# Recorded information:
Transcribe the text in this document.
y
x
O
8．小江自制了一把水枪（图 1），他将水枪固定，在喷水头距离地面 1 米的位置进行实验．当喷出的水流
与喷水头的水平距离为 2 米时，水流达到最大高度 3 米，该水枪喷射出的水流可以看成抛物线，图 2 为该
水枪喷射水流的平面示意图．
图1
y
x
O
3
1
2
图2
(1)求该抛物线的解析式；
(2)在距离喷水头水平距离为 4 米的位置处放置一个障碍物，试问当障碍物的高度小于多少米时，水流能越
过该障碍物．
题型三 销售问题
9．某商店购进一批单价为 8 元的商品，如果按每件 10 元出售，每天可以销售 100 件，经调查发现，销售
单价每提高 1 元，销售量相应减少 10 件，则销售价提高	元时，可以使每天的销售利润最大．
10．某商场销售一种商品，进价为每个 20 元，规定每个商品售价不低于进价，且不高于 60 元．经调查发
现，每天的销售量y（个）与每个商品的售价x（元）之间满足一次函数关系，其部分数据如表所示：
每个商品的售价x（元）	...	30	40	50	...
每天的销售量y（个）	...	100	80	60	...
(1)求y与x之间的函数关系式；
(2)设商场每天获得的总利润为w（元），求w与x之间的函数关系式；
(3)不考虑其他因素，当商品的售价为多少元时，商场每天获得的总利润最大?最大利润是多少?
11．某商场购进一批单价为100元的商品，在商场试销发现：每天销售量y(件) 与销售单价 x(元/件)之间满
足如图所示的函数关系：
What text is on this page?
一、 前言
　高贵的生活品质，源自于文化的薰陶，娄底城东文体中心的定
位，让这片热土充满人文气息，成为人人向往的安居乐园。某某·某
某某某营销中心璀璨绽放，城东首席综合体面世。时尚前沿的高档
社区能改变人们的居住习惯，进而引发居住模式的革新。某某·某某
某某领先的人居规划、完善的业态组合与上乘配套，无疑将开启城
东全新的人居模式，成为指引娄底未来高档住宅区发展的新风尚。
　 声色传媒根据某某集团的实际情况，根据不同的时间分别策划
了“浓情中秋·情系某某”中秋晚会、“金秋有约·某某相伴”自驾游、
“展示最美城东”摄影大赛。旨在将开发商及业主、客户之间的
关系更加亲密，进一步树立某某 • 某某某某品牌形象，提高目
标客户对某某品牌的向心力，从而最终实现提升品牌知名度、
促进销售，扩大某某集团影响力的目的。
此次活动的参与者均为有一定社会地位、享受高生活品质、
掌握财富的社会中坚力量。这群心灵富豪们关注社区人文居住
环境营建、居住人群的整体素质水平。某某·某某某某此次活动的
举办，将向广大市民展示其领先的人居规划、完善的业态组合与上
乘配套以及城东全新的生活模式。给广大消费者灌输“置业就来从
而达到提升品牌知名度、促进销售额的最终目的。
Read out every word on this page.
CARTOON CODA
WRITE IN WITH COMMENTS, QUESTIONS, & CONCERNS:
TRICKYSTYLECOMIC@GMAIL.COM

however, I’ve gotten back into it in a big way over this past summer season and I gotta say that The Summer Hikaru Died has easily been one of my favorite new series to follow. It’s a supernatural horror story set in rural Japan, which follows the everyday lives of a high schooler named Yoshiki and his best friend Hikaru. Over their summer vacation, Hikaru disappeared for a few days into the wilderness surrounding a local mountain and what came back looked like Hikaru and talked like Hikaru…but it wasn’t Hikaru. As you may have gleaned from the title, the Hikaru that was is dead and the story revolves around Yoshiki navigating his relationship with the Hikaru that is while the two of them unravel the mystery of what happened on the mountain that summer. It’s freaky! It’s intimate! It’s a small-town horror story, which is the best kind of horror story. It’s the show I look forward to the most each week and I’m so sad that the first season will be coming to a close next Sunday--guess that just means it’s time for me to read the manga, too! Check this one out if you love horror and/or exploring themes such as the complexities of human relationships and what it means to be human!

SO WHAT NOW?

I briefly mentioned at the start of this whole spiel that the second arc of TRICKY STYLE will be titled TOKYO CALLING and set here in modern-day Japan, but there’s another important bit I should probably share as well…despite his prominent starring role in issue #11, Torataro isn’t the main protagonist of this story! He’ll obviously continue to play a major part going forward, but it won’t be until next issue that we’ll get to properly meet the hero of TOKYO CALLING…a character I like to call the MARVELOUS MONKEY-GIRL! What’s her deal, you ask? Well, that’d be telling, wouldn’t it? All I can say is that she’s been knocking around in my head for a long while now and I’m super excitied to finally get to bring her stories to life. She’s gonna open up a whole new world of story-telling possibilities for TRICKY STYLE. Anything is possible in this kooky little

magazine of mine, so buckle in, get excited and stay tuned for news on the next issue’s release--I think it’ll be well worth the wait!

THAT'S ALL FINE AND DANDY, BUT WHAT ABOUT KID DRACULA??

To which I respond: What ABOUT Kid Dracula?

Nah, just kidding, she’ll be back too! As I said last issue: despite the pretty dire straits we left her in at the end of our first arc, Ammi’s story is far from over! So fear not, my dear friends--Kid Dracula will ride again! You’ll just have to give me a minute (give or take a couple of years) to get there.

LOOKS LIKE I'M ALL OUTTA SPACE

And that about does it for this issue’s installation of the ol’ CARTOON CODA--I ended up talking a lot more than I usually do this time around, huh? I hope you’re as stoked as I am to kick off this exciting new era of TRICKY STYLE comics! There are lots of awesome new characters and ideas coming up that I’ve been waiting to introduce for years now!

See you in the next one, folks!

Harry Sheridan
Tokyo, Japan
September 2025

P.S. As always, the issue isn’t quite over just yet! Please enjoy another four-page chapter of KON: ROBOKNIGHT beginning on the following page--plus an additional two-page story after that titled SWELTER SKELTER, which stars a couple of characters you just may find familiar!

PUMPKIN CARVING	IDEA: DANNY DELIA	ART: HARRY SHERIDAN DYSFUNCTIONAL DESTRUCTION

# Short problem:
Pick out all the lines with the word "每天的销售量y" in them and copy them.

# Correct response:
现，每天的销售量y（个）与每个商品的售价x（元）之间满足一次函数关系，其部分数据如表所示：
每天的销售量y（个）	...	100	80	60	...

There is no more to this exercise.